• _Texto de origem_:
^^^^^^^^^^^^^^^^
A relatoria da CPI, aberta para investigar o caso, encontrou mais de 50 casos de desaparecimentos de moradores de rua, o número só não foi maior, pela dificuldade de identificar esses indivíduos. Com o Golpe Civil-Militar de 1964 a CPI foi arquivada.

O mais impressionante de toda a história é que parte da população apoiou a política de Lacerda.

Com a entrada dos militares no poder em 1964, e com a ajuda da legitimação popular, a partir do discurso de políticos como Carlos Lacerda, grupos de policiais passaram a agir por conta própria, sem nenhum padrão legal, matando meliantes perigosos, com passagens na polícia, ou simplesmente pessoas que segundo o julgamento das autoridades policiais teriam potencial para virar criminosos.

Os esquadrões da morte passaram a ganhar fama nas ruas, matavam e colocavam sobre o cadáver um cartaz com o nome e uma caveira para deixar claro quem havia feito o serviço.

A chacina da Candelária aconteceu em 1993 no Rio de Janeiro, em frente à Igreja da Candelária, e chocou o mundo. Na madrugada do dia 23 de julho, policiais à paisana abriram fogo contra mais de 40 meninos de rua que dormiam nas escadarias da igreja, no Centro da cidade. Oito crianças morreram e dezenas ficaram feridas. Três policiais foram condenados pelo crime e dois foram absolvidos.
^^^^^^^^^^^^^^^^
• _Dados registrados_:
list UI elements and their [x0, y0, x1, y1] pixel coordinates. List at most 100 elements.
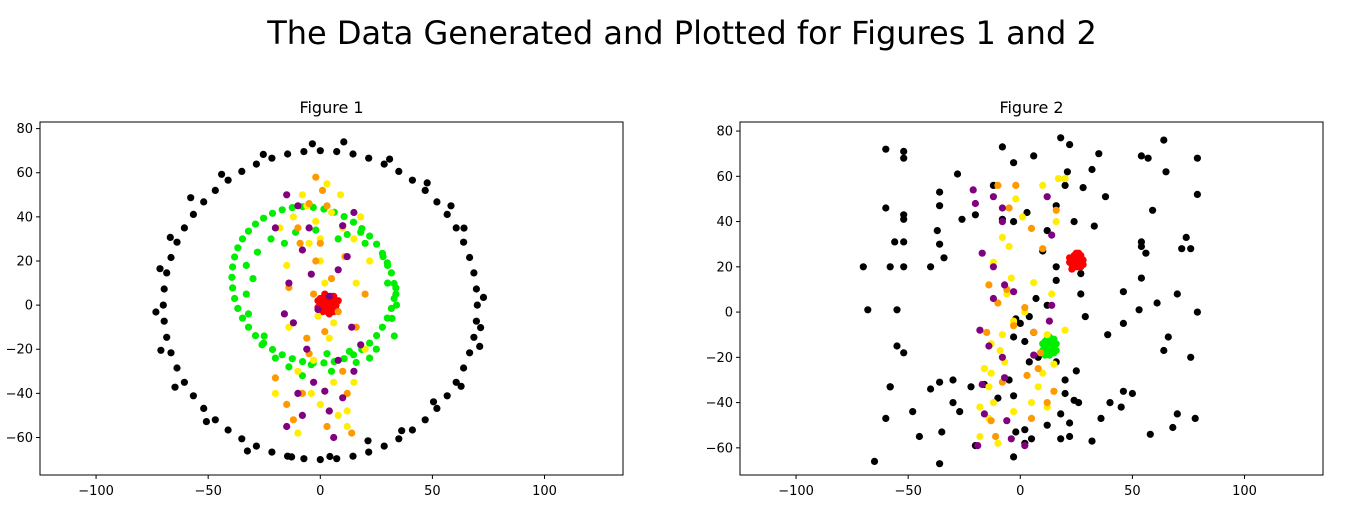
^^^^^^^^^^^^^^^^
• _Exercícios propostos_:
A. No texto de origem, reescreva o trecho que começa em "O mais impressionante" e termina em "feito o serviço.", substituindo "esquadrões da morte" por "grupos de extermínio".
B. Dê continuidade ao texto de origem, sobre a violência policial contra a população de rua, a partir do ponto em que ele termina.
A listagem não é usada aqui.

• _Respostas dos exercícios_:
A.
O mais impressionante de toda a história é que parte da população apoiou a política de Lacerda.

Com a entrada dos militares no poder em 1964, e com a ajuda da legitimação popular, a partir do discurso de políticos como Carlos Lacerda, grupos de policiais passaram a agir por conta própria, sem nenhum padrão legal, matando meliantes perigosos, com passagens na polícia, ou simplesmente pessoas que segundo o julgamento das autoridades policiais teriam potencial para virar criminosos.

Os grupos de extermínio passaram a ganhar fama nas ruas, matavam e colocavam sobre o cadáver um cartaz com o nome e uma caveira para deixar claro quem havia feito o serviço.

B.
Os “meninos de rua” eram considerados, principalmente por comerciantes das redondezas, como delinquentes e entraves ao turismo na região. O que facilitou a legitimação dos assassinatos por parte da população.

Em pesquisa do Jornal do Dia na época, 70% das pessoas declararam que apoiavam os polícias suspeitos de cometerem a chacina, alegando que as crianças e adolescentes mortos eram bandidos.

Mesmo com a condescendência de parte dos brasileiros, o crime teve repercussão negativa internacionalmente, o Brasil chegou a sofrer sanções econômicas e o governo do Rio de Janeiro foi cobrado pela Organização das Nações Unidas. A cobrança requisitava ações para descobrir e processar efetivamente os autores da barbárie. 

O Brasil vive numa fronteira entre a barbárie e a civilização. Nunca se viu tanto ódio e descaso com a viva. A força dos estúpidos que apoia este projeto de civilização vem junto com ela à cultura mórbida da morte. Os gestos de matar, se utilizando até de crianças, os gritos de guerra, a pregação de que todo brasileiro deve ter uma arma em casa, emergi-o no país um novo brasileiro junto com esta nova cultura.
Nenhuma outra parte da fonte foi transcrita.